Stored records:
-- start --

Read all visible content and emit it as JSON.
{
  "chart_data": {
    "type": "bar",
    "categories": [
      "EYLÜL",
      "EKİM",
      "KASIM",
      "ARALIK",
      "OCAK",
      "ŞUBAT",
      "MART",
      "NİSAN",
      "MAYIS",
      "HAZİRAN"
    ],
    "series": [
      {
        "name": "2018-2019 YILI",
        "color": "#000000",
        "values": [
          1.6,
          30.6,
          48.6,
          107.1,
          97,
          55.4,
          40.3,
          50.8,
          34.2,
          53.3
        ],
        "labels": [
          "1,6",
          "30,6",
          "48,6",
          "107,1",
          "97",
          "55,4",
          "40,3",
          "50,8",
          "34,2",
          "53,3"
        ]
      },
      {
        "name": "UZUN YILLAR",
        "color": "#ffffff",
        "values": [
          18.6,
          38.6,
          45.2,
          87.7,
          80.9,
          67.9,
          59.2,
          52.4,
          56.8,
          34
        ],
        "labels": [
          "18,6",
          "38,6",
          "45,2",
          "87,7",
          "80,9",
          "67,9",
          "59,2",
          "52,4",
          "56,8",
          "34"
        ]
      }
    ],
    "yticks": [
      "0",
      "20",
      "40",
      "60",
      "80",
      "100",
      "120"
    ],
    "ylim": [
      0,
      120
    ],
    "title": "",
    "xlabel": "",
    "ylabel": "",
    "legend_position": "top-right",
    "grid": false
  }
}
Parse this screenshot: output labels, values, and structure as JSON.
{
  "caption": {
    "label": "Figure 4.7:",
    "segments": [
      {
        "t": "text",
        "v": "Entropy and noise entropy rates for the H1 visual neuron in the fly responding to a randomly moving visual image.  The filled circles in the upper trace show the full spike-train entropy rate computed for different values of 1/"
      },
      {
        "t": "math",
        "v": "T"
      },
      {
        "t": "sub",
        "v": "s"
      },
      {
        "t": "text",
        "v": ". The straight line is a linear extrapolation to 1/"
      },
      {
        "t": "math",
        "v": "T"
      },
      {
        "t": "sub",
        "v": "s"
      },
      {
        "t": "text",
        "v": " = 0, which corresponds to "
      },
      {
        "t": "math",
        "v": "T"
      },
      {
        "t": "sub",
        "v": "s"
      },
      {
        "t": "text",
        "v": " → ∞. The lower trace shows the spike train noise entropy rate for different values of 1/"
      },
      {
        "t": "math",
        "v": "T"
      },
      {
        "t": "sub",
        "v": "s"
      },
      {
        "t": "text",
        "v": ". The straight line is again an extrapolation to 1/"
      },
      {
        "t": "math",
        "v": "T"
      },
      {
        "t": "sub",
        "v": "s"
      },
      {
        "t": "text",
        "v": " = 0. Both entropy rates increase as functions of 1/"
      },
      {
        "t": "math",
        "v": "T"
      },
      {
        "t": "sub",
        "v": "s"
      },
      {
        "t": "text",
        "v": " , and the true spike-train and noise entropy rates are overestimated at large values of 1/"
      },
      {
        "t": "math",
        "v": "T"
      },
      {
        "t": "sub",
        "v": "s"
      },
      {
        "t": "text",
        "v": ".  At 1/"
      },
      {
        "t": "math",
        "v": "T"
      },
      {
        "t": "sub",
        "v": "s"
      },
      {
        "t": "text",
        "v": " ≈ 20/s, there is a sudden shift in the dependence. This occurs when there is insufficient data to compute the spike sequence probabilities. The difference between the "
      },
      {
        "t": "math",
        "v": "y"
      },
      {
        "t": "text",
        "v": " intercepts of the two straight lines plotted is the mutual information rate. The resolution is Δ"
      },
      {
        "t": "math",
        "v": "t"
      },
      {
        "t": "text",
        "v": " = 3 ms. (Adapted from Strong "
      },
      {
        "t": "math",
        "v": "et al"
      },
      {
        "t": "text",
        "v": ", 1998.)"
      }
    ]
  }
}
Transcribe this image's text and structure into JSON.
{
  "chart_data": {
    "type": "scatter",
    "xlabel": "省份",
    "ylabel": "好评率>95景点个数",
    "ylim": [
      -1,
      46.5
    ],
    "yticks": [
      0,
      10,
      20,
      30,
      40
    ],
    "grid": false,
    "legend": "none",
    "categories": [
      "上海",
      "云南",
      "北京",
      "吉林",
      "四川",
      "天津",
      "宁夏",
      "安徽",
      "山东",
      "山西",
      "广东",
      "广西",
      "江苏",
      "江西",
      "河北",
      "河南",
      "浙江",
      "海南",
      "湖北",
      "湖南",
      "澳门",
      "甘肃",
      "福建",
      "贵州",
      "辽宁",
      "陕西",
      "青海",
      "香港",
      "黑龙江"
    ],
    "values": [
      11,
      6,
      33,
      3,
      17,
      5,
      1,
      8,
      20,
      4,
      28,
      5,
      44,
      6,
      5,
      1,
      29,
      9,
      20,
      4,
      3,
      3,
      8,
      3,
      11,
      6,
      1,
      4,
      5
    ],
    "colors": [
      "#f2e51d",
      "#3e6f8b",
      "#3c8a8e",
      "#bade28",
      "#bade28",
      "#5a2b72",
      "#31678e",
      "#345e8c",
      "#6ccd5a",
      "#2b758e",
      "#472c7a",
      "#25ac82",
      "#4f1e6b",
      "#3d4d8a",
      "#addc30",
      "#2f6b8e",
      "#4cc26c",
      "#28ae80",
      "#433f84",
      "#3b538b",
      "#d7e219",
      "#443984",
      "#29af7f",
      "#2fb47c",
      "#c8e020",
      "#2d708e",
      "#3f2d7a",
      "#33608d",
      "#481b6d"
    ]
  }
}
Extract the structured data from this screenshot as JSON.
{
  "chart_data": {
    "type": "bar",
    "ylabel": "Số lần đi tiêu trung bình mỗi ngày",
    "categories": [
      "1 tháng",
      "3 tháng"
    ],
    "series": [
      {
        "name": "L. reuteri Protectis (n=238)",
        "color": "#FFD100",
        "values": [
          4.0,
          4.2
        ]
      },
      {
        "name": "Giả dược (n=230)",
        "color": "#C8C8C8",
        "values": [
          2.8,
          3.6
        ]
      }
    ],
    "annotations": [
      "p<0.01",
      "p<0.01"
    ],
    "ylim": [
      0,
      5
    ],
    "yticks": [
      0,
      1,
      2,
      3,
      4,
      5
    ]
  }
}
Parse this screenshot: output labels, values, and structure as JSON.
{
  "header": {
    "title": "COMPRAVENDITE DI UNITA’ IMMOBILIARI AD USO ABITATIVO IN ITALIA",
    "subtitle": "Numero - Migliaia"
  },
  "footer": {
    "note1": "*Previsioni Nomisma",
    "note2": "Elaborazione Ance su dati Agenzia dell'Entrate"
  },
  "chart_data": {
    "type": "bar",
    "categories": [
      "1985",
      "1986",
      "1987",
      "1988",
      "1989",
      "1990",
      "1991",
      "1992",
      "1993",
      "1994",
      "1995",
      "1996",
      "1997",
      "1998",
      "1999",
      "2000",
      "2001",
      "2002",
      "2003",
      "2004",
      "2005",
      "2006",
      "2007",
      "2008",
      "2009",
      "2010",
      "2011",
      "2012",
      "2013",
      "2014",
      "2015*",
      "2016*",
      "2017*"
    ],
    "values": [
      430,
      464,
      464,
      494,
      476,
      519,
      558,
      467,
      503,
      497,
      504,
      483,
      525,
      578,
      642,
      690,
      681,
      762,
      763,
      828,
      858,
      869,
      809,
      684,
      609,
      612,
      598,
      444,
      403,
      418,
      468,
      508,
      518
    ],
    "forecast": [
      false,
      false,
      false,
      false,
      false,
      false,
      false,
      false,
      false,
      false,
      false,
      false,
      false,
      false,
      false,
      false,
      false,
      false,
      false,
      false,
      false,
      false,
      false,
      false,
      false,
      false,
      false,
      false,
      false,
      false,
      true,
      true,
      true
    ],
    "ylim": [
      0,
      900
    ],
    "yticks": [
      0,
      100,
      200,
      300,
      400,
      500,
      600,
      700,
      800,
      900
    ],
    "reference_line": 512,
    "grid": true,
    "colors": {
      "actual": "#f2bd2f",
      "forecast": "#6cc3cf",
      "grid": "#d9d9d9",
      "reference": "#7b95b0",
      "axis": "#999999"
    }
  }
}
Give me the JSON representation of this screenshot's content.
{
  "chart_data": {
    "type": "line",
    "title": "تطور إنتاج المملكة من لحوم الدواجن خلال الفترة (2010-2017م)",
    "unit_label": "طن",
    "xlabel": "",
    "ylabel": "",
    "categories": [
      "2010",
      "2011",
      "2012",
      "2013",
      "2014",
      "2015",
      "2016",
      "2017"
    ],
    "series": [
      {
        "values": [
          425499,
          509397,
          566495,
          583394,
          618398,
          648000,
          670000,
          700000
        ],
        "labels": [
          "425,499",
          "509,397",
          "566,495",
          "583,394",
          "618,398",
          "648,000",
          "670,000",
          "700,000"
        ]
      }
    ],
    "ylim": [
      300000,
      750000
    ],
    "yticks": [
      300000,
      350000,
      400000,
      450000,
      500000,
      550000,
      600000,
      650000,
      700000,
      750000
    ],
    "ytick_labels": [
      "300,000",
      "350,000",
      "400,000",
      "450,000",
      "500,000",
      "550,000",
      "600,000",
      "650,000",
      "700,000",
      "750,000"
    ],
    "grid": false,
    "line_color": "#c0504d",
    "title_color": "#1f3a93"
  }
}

-- end --

> EXERCISE INSTRUCTIONS:
Give the count of lines that hold the word "image", with nothing added.

> WRITTEN ANSWER:
2